-- DATASET RECORDS start --

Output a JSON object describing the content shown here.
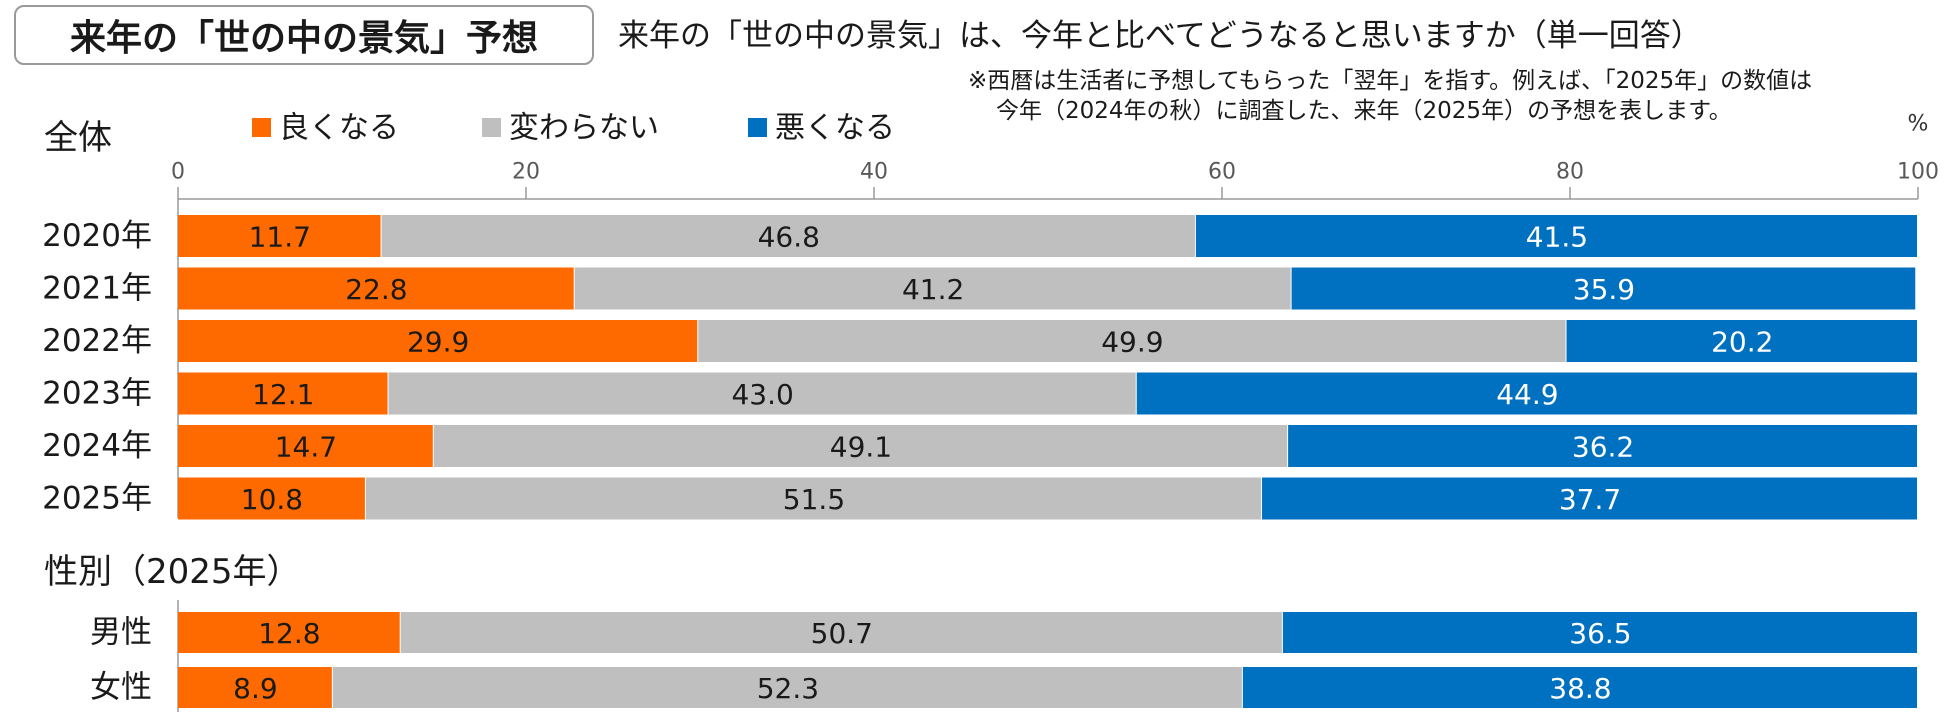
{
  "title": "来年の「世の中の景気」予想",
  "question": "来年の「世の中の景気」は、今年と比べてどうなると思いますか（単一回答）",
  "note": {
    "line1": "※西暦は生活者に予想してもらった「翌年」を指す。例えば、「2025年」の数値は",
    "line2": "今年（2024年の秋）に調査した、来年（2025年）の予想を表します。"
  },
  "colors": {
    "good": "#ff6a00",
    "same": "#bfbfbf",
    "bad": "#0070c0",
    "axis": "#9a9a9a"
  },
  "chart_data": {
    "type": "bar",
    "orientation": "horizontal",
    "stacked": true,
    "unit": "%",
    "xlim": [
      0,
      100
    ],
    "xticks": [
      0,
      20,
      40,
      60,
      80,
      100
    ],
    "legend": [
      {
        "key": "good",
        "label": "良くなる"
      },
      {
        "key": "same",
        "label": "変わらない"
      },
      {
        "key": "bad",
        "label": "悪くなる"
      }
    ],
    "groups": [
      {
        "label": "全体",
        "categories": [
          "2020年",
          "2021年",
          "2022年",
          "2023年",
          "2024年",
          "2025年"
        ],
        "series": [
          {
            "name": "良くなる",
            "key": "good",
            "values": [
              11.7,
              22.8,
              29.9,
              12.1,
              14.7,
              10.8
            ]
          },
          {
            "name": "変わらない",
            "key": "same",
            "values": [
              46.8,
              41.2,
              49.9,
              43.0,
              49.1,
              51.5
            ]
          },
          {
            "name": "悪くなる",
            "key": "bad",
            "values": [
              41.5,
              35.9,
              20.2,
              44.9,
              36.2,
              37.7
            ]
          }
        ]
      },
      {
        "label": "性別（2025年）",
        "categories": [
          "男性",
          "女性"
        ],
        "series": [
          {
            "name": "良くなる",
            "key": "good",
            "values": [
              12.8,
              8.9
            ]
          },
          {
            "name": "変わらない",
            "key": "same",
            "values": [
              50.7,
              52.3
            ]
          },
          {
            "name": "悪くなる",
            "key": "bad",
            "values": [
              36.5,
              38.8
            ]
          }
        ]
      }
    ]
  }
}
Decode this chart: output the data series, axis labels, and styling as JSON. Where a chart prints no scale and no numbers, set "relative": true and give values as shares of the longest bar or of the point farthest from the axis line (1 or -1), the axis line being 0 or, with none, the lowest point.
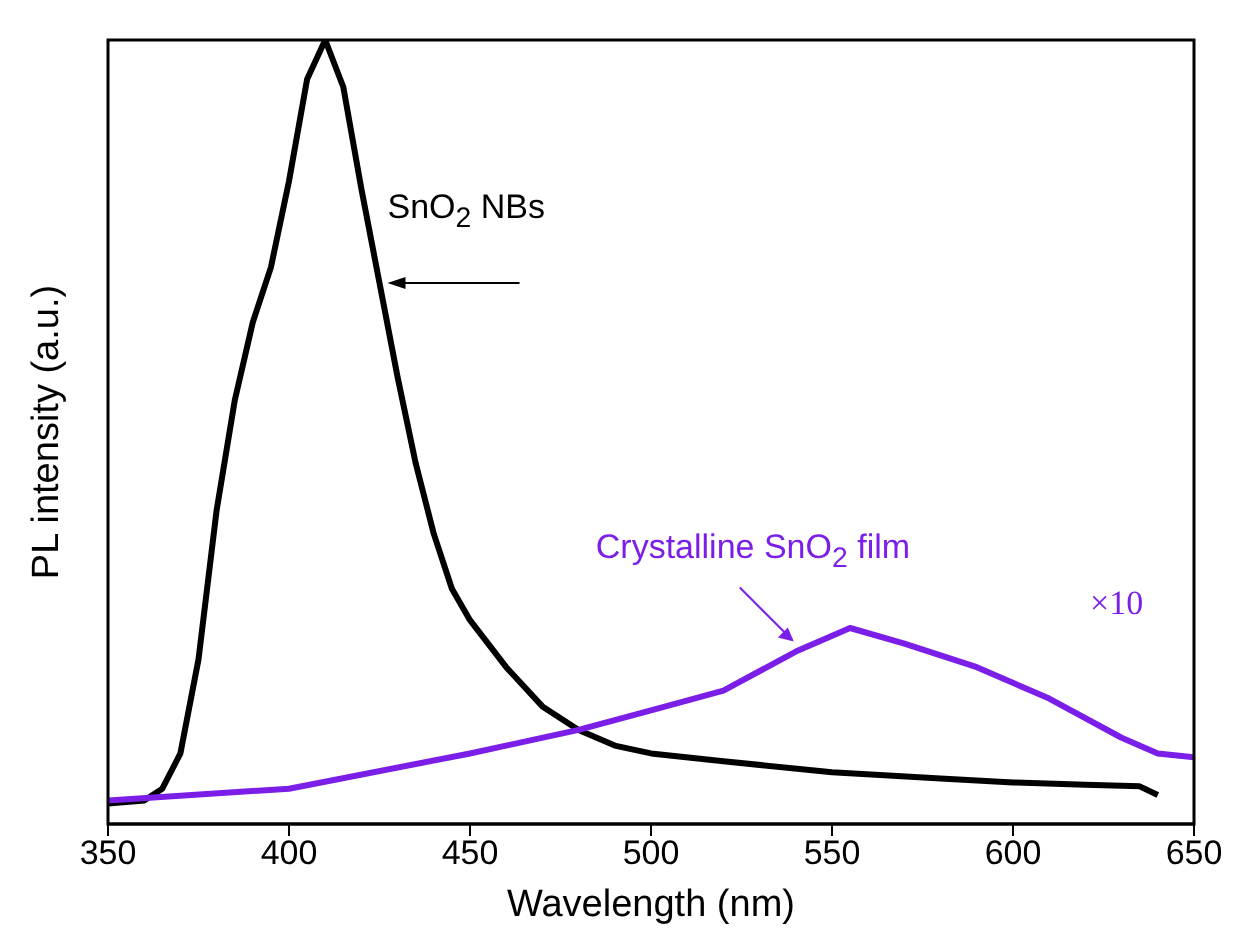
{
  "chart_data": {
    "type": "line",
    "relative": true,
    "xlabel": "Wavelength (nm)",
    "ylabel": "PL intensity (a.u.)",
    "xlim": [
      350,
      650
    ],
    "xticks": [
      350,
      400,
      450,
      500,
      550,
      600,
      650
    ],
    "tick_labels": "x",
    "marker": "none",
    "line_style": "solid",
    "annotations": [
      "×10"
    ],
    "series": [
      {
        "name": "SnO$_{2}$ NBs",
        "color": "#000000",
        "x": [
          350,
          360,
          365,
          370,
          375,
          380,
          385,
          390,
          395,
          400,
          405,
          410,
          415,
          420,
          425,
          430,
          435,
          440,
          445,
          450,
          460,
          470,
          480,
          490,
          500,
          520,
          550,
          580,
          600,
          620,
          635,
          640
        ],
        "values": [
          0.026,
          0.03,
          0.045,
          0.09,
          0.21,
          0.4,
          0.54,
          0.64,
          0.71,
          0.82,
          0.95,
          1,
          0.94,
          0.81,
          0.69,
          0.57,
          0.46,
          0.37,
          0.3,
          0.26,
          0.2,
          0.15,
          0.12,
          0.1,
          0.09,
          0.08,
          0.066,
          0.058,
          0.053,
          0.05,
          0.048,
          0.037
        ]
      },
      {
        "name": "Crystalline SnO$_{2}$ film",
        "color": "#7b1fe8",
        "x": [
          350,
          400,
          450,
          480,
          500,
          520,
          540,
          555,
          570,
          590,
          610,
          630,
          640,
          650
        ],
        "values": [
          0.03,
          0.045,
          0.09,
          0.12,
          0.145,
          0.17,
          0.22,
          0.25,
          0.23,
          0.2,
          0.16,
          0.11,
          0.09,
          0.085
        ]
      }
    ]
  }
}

-- DATASET RECORDS end --
-- DATASET RECORDS start --

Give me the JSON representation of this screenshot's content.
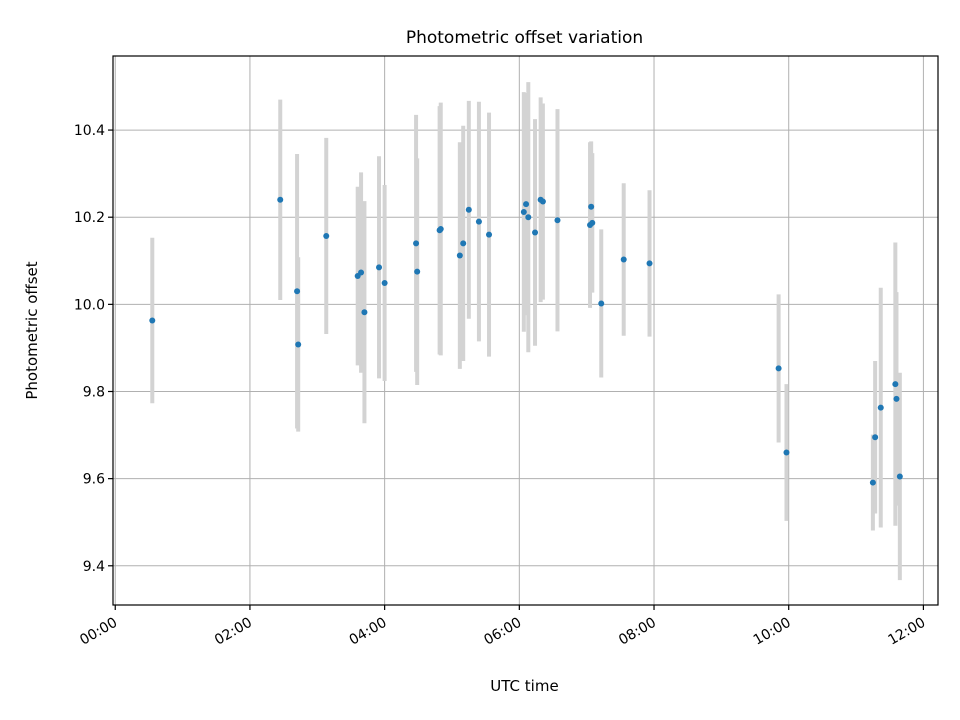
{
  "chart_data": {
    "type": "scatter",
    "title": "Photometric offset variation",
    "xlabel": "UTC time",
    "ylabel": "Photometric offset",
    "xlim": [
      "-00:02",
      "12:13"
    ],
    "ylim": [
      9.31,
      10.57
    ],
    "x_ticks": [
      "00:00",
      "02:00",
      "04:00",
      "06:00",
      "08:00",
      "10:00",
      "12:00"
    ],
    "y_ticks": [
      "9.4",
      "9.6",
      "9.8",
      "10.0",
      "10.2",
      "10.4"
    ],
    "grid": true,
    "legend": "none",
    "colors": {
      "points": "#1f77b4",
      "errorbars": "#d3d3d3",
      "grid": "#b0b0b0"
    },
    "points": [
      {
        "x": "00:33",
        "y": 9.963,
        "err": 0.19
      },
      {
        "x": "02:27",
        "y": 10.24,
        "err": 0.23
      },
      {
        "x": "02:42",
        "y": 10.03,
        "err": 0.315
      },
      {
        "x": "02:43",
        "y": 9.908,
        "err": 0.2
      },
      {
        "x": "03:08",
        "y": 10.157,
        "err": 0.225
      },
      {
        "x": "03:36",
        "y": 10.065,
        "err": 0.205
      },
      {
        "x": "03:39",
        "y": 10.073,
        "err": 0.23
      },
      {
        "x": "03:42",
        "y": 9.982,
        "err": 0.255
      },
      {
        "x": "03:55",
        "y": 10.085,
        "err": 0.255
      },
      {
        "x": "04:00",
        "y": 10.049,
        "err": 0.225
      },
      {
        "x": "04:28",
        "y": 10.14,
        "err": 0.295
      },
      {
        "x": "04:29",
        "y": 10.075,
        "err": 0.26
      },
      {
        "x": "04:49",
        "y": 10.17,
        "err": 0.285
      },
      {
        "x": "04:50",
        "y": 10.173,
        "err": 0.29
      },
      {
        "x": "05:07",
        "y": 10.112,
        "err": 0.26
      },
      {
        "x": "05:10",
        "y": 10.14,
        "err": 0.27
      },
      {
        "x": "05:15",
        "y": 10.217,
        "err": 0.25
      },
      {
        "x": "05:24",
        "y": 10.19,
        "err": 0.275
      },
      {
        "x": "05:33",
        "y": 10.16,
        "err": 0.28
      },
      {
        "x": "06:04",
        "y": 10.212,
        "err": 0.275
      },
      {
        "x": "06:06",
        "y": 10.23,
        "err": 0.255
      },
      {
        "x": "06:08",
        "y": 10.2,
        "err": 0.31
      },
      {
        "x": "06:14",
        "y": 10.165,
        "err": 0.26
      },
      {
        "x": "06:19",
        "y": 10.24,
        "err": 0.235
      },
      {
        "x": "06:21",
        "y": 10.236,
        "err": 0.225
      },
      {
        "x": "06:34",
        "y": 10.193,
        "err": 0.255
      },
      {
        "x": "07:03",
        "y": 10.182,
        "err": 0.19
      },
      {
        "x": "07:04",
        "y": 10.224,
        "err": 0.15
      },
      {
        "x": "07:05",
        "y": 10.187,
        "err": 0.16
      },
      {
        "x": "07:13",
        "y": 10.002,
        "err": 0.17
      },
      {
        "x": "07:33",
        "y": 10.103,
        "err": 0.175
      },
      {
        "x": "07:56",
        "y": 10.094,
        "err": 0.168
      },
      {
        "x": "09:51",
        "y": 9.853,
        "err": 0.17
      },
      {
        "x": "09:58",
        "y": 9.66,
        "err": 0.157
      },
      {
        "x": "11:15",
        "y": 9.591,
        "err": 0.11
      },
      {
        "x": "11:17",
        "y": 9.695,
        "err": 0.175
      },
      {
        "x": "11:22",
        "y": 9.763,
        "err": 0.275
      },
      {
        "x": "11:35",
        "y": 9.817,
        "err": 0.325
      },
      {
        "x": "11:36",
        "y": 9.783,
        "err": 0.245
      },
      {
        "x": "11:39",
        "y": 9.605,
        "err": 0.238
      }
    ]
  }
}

-- DATASET RECORDS end --
-- DATASET RECORDS start --

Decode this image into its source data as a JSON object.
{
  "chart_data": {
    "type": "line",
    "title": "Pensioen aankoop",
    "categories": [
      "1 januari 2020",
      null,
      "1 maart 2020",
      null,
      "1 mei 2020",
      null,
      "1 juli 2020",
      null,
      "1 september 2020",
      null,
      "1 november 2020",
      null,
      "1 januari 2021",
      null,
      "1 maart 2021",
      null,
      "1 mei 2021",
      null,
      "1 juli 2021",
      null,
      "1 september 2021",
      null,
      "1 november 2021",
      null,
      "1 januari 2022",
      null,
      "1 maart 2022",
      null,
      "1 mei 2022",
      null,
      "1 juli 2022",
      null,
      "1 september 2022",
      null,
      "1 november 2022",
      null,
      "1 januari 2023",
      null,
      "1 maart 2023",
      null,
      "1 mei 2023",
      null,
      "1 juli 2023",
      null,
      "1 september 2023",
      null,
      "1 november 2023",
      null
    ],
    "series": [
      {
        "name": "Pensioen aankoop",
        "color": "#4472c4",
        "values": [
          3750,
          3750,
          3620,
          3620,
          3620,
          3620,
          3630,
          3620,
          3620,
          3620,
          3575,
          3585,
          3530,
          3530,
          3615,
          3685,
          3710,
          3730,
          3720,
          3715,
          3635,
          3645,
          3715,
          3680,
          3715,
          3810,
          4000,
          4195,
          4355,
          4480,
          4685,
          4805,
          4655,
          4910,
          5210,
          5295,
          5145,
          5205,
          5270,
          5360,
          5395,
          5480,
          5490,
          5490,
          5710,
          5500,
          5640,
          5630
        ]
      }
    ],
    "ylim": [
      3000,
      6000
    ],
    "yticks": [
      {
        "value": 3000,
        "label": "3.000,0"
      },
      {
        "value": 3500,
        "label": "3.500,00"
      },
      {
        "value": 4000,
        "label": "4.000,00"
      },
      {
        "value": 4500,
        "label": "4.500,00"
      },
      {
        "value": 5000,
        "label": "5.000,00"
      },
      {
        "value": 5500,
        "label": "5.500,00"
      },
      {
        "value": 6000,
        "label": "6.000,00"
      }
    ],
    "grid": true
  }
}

-- DATASET RECORDS end --

WRITTEN REQUEST -> Check every line in the material above for the string "xlabel", then give only the number of lines that have it.

TASK RESPONSE -> 2